(Lines of data)

START

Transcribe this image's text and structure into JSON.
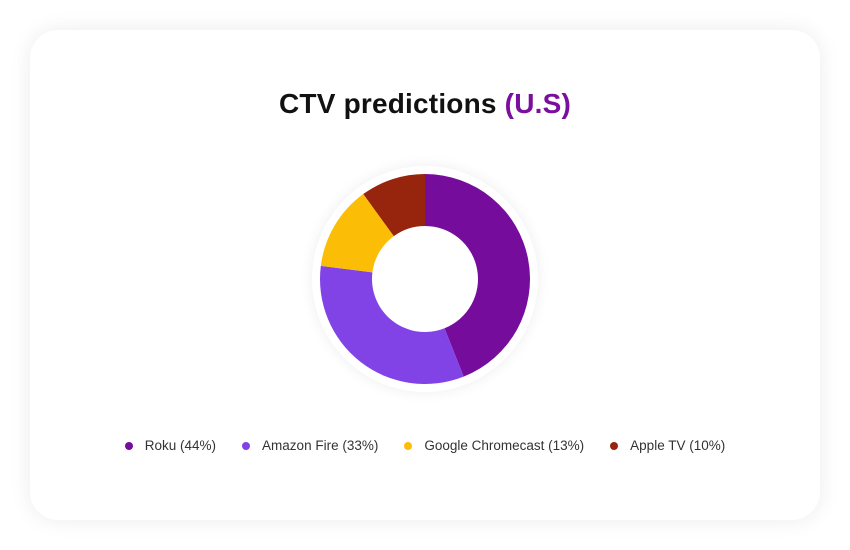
{
  "title": {
    "main": "CTV predictions ",
    "accent": "(U.S)",
    "accent_color": "#7a0e9e"
  },
  "chart_data": {
    "type": "pie",
    "subtype": "donut",
    "title": "CTV predictions (U.S)",
    "categories": [
      "Roku",
      "Amazon Fire",
      "Google Chromecast",
      "Apple TV"
    ],
    "values": [
      44,
      33,
      13,
      10
    ],
    "unit": "%",
    "colors": [
      "#760c9b",
      "#8243e6",
      "#fbbd05",
      "#97240c"
    ],
    "start_angle": "12 o'clock, clockwise",
    "legend_position": "bottom",
    "legend_labels": [
      "Roku (44%)",
      "Amazon Fire (33%)",
      "Google Chromecast (13%)",
      "Apple TV (10%)"
    ]
  },
  "legend": [
    {
      "label": "Roku (44%)",
      "color": "#760c9b"
    },
    {
      "label": "Amazon Fire (33%)",
      "color": "#8243e6"
    },
    {
      "label": "Google Chromecast (13%)",
      "color": "#fbbd05"
    },
    {
      "label": "Apple TV (10%)",
      "color": "#97240c"
    }
  ]
}
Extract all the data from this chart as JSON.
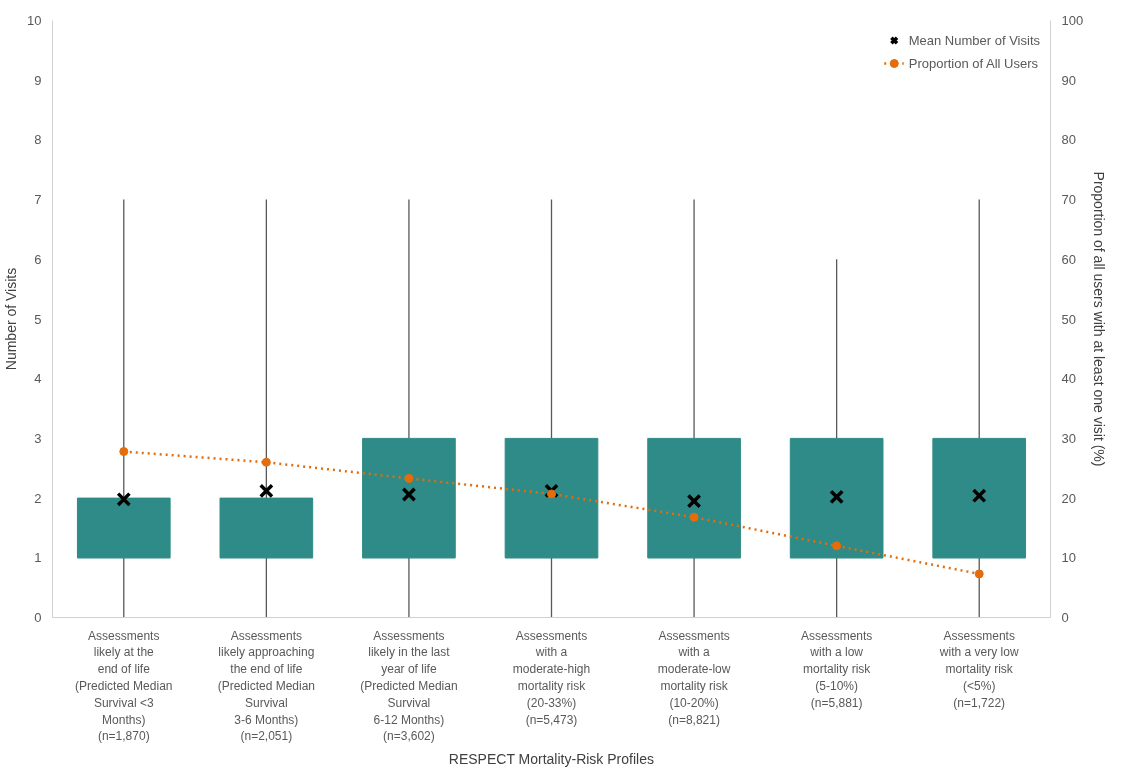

END

● DIRECTIVE:
Your task is to repeat the data above exactly while excluding the pictures.

● SOLUTION FOR THIS PROBLEM:
Transcribe this image's text and structure into JSON.
{
  "title": {
    "main": "CTV predictions ",
    "accent": "(U.S)",
    "accent_color": "#7a0e9e"
  },
  "chart_data": {
    "type": "pie",
    "subtype": "donut",
    "title": "CTV predictions (U.S)",
    "categories": [
      "Roku",
      "Amazon Fire",
      "Google Chromecast",
      "Apple TV"
    ],
    "values": [
      44,
      33,
      13,
      10
    ],
    "unit": "%",
    "colors": [
      "#760c9b",
      "#8243e6",
      "#fbbd05",
      "#97240c"
    ],
    "start_angle": "12 o'clock, clockwise",
    "legend_position": "bottom",
    "legend_labels": [
      "Roku (44%)",
      "Amazon Fire (33%)",
      "Google Chromecast (13%)",
      "Apple TV (10%)"
    ]
  },
  "legend": [
    {
      "label": "Roku (44%)",
      "color": "#760c9b"
    },
    {
      "label": "Amazon Fire (33%)",
      "color": "#8243e6"
    },
    {
      "label": "Google Chromecast (13%)",
      "color": "#fbbd05"
    },
    {
      "label": "Apple TV (10%)",
      "color": "#97240c"
    }
  ]
}
Extract all the data from this chart as JSON.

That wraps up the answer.